** SUPPLIED MATERIAL **
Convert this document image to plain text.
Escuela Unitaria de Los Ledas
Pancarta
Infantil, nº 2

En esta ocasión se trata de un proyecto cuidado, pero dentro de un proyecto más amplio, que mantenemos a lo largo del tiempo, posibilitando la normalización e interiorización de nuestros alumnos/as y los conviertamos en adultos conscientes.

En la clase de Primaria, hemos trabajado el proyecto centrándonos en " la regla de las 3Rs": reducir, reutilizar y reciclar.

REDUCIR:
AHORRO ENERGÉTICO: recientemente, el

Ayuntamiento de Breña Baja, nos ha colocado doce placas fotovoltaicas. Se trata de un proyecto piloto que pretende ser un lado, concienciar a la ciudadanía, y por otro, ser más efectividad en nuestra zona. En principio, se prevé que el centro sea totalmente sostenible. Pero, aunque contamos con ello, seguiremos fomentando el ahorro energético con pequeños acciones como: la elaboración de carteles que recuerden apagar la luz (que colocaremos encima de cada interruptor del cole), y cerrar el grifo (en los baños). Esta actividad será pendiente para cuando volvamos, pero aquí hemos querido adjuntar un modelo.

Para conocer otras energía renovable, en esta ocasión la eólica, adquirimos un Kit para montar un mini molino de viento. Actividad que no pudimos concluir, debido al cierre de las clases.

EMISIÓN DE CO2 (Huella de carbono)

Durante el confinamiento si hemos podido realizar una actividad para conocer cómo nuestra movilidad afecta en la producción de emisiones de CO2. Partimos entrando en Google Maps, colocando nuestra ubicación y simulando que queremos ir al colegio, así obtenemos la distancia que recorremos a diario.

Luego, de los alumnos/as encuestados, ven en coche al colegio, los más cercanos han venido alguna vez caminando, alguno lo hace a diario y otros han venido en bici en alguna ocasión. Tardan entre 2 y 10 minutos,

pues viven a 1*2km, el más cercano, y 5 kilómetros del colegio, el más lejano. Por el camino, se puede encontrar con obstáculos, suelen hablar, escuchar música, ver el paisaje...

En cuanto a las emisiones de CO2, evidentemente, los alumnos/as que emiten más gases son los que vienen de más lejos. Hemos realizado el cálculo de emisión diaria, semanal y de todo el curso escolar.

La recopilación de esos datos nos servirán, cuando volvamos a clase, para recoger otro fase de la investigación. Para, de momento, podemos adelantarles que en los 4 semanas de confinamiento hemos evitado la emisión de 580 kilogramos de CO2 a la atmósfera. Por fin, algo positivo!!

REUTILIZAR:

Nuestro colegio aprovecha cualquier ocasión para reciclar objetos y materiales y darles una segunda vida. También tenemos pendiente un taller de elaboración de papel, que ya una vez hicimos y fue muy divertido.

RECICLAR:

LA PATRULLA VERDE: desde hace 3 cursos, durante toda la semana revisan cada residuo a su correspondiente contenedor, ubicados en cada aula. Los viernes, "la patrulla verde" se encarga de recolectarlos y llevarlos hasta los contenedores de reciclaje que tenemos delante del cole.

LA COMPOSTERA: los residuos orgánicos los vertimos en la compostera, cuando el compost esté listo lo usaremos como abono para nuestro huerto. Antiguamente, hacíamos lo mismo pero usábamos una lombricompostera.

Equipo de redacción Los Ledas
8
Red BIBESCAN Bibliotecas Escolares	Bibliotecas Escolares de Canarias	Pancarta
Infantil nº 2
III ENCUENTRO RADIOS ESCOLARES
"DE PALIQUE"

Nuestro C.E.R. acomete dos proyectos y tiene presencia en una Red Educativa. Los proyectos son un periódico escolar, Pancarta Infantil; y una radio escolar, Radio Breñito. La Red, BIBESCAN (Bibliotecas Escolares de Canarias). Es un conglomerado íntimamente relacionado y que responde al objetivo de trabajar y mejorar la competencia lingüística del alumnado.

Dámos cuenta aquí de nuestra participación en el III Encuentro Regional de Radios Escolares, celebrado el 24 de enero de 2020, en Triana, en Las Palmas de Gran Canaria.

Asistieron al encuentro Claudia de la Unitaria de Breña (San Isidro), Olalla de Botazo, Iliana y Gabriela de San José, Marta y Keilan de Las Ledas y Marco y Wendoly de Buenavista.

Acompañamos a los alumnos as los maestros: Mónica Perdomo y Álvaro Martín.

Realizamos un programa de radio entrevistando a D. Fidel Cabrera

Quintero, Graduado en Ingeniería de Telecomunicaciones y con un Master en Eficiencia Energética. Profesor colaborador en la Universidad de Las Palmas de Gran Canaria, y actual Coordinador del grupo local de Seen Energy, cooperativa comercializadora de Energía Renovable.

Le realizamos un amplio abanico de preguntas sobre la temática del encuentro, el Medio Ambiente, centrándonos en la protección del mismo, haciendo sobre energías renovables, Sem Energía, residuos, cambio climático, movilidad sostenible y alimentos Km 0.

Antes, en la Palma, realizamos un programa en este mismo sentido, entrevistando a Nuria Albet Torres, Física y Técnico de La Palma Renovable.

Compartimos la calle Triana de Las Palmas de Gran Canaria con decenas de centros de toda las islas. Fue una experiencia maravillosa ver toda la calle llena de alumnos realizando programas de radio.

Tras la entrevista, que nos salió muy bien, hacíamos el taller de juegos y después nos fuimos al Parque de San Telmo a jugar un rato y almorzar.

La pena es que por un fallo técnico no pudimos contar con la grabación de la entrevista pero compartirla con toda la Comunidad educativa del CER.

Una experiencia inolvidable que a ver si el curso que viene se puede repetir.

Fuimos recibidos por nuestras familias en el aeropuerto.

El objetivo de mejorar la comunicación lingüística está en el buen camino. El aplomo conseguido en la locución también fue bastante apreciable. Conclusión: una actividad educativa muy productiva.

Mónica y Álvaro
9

** WORK INSTRUCTIONS **
In full and verbatim, repeat the records given above.

** RESULT OF THE TASK **
Convert this document image to plain text.
Escuela Unitaria de Los Ledas
Pancarta
Infantil, nº 2

En esta ocasión se trata de un proyecto cuidado, pero dentro de un proyecto más amplio, que mantenemos a lo largo del tiempo, posibilitando la normalización e interiorización de nuestros alumnos/as y los conviertamos en adultos conscientes.

En la clase de Primaria, hemos trabajado el proyecto centrándonos en " la regla de las 3Rs": reducir, reutilizar y reciclar.

REDUCIR:
AHORRO ENERGÉTICO: recientemente, el

Ayuntamiento de Breña Baja, nos ha colocado doce placas fotovoltaicas. Se trata de un proyecto piloto que pretende ser un lado, concienciar a la ciudadanía, y por otro, ser más efectividad en nuestra zona. En principio, se prevé que el centro sea totalmente sostenible. Pero, aunque contamos con ello, seguiremos fomentando el ahorro energético con pequeños acciones como: la elaboración de carteles que recuerden apagar la luz (que colocaremos encima de cada interruptor del cole), y cerrar el grifo (en los baños). Esta actividad será pendiente para cuando volvamos, pero aquí hemos querido adjuntar un modelo.

Para conocer otras energía renovable, en esta ocasión la eólica, adquirimos un Kit para montar un mini molino de viento. Actividad que no pudimos concluir, debido al cierre de las clases.

EMISIÓN DE CO2 (Huella de carbono)

Durante el confinamiento si hemos podido realizar una actividad para conocer cómo nuestra movilidad afecta en la producción de emisiones de CO2. Partimos entrando en Google Maps, colocando nuestra ubicación y simulando que queremos ir al colegio, así obtenemos la distancia que recorremos a diario.

Luego, de los alumnos/as encuestados, ven en coche al colegio, los más cercanos han venido alguna vez caminando, alguno lo hace a diario y otros han venido en bici en alguna ocasión. Tardan entre 2 y 10 minutos,

pues viven a 1*2km, el más cercano, y 5 kilómetros del colegio, el más lejano. Por el camino, se puede encontrar con obstáculos, suelen hablar, escuchar música, ver el paisaje...

En cuanto a las emisiones de CO2, evidentemente, los alumnos/as que emiten más gases son los que vienen de más lejos. Hemos realizado el cálculo de emisión diaria, semanal y de todo el curso escolar.

La recopilación de esos datos nos servirán, cuando volvamos a clase, para recoger otro fase de la investigación. Para, de momento, podemos adelantarles que en los 4 semanas de confinamiento hemos evitado la emisión de 580 kilogramos de CO2 a la atmósfera. Por fin, algo positivo!!

REUTILIZAR:

Nuestro colegio aprovecha cualquier ocasión para reciclar objetos y materiales y darles una segunda vida. También tenemos pendiente un taller de elaboración de papel, que ya una vez hicimos y fue muy divertido.

RECICLAR:

LA PATRULLA VERDE: desde hace 3 cursos, durante toda la semana revisan cada residuo a su correspondiente contenedor, ubicados en cada aula. Los viernes, "la patrulla verde" se encarga de recolectarlos y llevarlos hasta los contenedores de reciclaje que tenemos delante del cole.

LA COMPOSTERA: los residuos orgánicos los vertimos en la compostera, cuando el compost esté listo lo usaremos como abono para nuestro huerto. Antiguamente, hacíamos lo mismo pero usábamos una lombricompostera.

Equipo de redacción Los Ledas
8
Red BIBESCAN Bibliotecas Escolares	Bibliotecas Escolares de Canarias	Pancarta
Infantil nº 2
III ENCUENTRO RADIOS ESCOLARES
"DE PALIQUE"

Nuestro C.E.R. acomete dos proyectos y tiene presencia en una Red Educativa. Los proyectos son un periódico escolar, Pancarta Infantil; y una radio escolar, Radio Breñito. La Red, BIBESCAN (Bibliotecas Escolares de Canarias). Es un conglomerado íntimamente relacionado y que responde al objetivo de trabajar y mejorar la competencia lingüística del alumnado.

Dámos cuenta aquí de nuestra participación en el III Encuentro Regional de Radios Escolares, celebrado el 24 de enero de 2020, en Triana, en Las Palmas de Gran Canaria.

Asistieron al encuentro Claudia de la Unitaria de Breña (San Isidro), Olalla de Botazo, Iliana y Gabriela de San José, Marta y Keilan de Las Ledas y Marco y Wendoly de Buenavista.

Acompañamos a los alumnos as los maestros: Mónica Perdomo y Álvaro Martín.

Realizamos un programa de radio entrevistando a D. Fidel Cabrera

Quintero, Graduado en Ingeniería de Telecomunicaciones y con un Master en Eficiencia Energética. Profesor colaborador en la Universidad de Las Palmas de Gran Canaria, y actual Coordinador del grupo local de Seen Energy, cooperativa comercializadora de Energía Renovable.

Le realizamos un amplio abanico de preguntas sobre la temática del encuentro, el Medio Ambiente, centrándonos en la protección del mismo, haciendo sobre energías renovables, Sem Energía, residuos, cambio climático, movilidad sostenible y alimentos Km 0.

Antes, en la Palma, realizamos un programa en este mismo sentido, entrevistando a Nuria Albet Torres, Física y Técnico de La Palma Renovable.

Compartimos la calle Triana de Las Palmas de Gran Canaria con decenas de centros de toda las islas. Fue una experiencia maravillosa ver toda la calle llena de alumnos realizando programas de radio.

Tras la entrevista, que nos salió muy bien, hacíamos el taller de juegos y después nos fuimos al Parque de San Telmo a jugar un rato y almorzar.

La pena es que por un fallo técnico no pudimos contar con la grabación de la entrevista pero compartirla con toda la Comunidad educativa del CER.

Una experiencia inolvidable que a ver si el curso que viene se puede repetir.

Fuimos recibidos por nuestras familias en el aeropuerto.

El objetivo de mejorar la comunicación lingüística está en el buen camino. El aplomo conseguido en la locución también fue bastante apreciable. Conclusión: una actividad educativa muy productiva.

Mónica y Álvaro
9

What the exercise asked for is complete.